>> Begin Input data

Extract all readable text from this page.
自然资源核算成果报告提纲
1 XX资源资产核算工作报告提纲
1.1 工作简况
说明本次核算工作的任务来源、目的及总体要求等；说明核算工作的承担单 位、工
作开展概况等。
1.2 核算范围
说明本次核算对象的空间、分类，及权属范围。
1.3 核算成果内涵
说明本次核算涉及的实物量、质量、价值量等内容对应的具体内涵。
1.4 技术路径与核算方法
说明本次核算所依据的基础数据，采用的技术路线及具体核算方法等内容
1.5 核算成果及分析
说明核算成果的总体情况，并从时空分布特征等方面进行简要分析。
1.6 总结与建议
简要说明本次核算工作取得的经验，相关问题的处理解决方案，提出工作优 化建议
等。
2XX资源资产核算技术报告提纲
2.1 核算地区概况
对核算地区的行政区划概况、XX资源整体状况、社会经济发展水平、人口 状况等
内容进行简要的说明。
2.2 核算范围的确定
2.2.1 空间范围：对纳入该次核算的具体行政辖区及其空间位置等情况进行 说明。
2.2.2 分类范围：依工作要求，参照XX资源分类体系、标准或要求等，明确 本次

>> End Input data
>> Begin Input data

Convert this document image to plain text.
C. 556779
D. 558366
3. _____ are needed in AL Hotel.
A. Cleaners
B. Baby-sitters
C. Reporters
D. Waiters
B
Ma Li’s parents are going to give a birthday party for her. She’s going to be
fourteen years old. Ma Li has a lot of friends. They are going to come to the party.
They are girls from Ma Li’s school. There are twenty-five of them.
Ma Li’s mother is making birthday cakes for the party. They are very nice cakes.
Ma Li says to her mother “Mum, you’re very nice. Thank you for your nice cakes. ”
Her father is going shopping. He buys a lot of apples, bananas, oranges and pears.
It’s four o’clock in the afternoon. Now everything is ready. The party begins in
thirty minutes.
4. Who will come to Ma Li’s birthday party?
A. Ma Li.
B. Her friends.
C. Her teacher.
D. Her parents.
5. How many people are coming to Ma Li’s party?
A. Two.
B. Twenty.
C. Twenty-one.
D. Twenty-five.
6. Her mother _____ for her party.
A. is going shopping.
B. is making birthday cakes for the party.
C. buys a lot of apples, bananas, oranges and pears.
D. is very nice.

>> End Input data
>> Begin Input data

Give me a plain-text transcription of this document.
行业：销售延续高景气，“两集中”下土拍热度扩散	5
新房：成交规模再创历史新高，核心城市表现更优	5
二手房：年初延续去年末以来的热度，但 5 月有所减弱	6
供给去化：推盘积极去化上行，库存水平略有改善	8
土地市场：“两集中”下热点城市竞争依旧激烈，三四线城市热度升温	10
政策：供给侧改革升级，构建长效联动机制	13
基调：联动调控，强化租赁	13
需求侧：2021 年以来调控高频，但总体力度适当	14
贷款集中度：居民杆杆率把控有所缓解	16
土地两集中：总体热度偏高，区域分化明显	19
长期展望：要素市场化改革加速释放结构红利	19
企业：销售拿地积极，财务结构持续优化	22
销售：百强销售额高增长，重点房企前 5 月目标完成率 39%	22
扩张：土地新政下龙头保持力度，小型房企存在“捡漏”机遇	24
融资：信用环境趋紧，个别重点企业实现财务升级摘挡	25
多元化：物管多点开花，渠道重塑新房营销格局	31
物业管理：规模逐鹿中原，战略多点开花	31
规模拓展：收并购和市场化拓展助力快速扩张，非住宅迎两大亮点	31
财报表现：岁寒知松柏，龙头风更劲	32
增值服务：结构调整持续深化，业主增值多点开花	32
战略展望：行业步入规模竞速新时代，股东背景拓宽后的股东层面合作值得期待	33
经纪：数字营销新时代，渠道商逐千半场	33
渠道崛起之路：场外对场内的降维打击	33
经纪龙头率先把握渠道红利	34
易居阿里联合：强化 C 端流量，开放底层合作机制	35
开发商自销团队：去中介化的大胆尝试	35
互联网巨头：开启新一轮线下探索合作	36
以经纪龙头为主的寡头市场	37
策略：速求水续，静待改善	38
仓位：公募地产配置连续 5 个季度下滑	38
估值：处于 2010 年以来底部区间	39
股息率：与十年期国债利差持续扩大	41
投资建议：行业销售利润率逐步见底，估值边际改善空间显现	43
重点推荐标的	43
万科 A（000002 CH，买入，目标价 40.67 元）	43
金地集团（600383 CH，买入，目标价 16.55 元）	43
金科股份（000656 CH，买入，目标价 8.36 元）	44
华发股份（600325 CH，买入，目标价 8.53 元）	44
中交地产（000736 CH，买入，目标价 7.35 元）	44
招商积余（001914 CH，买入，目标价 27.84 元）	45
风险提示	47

>> End Input data

■ What you will do ■
Copy all lines from the material that contain "mother".

■ In response ■
Ma Li’s mother is making birthday cakes for the party. They are very nice cakes.
Ma Li says to her mother “Mum, you’re very nice. Thank you for your nice cakes. ”
6. Her mother _____ for her party.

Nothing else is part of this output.